▸ AIM
Your task is to print every entry below exactly as given.

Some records
=====

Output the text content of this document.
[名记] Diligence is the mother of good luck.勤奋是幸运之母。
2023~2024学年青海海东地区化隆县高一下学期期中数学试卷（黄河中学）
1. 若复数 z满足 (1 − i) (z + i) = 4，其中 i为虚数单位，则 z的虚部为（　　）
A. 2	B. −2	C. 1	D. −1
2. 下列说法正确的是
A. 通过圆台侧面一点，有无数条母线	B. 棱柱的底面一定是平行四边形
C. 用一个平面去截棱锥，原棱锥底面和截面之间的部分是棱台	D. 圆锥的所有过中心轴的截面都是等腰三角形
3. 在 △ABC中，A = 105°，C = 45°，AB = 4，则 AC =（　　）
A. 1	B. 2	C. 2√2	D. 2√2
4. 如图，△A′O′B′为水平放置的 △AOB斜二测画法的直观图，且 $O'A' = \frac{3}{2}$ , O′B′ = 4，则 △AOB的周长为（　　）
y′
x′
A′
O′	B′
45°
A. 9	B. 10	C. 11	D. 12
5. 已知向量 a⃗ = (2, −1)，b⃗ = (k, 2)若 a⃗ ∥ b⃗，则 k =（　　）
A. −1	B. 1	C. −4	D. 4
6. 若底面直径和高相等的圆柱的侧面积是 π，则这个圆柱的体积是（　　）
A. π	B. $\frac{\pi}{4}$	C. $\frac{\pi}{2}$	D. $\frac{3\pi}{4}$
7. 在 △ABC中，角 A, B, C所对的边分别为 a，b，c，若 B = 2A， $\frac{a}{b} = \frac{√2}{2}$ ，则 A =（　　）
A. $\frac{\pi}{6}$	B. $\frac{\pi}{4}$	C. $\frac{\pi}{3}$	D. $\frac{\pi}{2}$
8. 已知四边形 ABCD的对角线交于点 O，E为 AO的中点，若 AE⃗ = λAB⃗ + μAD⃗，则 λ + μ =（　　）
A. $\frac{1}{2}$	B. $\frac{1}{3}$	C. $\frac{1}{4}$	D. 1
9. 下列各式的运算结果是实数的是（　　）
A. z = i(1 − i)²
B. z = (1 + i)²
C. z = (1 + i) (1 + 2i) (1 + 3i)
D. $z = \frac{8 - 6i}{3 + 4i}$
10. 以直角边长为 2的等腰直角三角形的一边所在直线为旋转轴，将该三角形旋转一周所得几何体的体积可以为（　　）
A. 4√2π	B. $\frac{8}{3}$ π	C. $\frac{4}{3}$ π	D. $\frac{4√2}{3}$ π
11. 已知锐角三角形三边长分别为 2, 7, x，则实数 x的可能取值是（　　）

=====

▸ EXPECTED ANSWER
Output the text content of this document.
[名记] Diligence is the mother of good luck.勤奋是幸运之母。
2023~2024学年青海海东地区化隆县高一下学期期中数学试卷（黄河中学）
1. 若复数 z满足 (1 − i) (z + i) = 4，其中 i为虚数单位，则 z的虚部为（　　）
A. 2	B. −2	C. 1	D. −1
2. 下列说法正确的是
A. 通过圆台侧面一点，有无数条母线	B. 棱柱的底面一定是平行四边形
C. 用一个平面去截棱锥，原棱锥底面和截面之间的部分是棱台	D. 圆锥的所有过中心轴的截面都是等腰三角形
3. 在 △ABC中，A = 105°，C = 45°，AB = 4，则 AC =（　　）
A. 1	B. 2	C. 2√2	D. 2√2
4. 如图，△A′O′B′为水平放置的 △AOB斜二测画法的直观图，且 $O'A' = \frac{3}{2}$ , O′B′ = 4，则 △AOB的周长为（　　）
y′
x′
A′
O′	B′
45°
A. 9	B. 10	C. 11	D. 12
5. 已知向量 a⃗ = (2, −1)，b⃗ = (k, 2)若 a⃗ ∥ b⃗，则 k =（　　）
A. −1	B. 1	C. −4	D. 4
6. 若底面直径和高相等的圆柱的侧面积是 π，则这个圆柱的体积是（　　）
A. π	B. $\frac{\pi}{4}$	C. $\frac{\pi}{2}$	D. $\frac{3\pi}{4}$
7. 在 △ABC中，角 A, B, C所对的边分别为 a，b，c，若 B = 2A， $\frac{a}{b} = \frac{√2}{2}$ ，则 A =（　　）
A. $\frac{\pi}{6}$	B. $\frac{\pi}{4}$	C. $\frac{\pi}{3}$	D. $\frac{\pi}{2}$
8. 已知四边形 ABCD的对角线交于点 O，E为 AO的中点，若 AE⃗ = λAB⃗ + μAD⃗，则 λ + μ =（　　）
A. $\frac{1}{2}$	B. $\frac{1}{3}$	C. $\frac{1}{4}$	D. 1
9. 下列各式的运算结果是实数的是（　　）
A. z = i(1 − i)²
B. z = (1 + i)²
C. z = (1 + i) (1 + 2i) (1 + 3i)
D. $z = \frac{8 - 6i}{3 + 4i}$
10. 以直角边长为 2的等腰直角三角形的一边所在直线为旋转轴，将该三角形旋转一周所得几何体的体积可以为（　　）
A. 4√2π	B. $\frac{8}{3}$ π	C. $\frac{4}{3}$ π	D. $\frac{4√2}{3}$ π
11. 已知锐角三角形三边长分别为 2, 7, x，则实数 x的可能取值是（　　）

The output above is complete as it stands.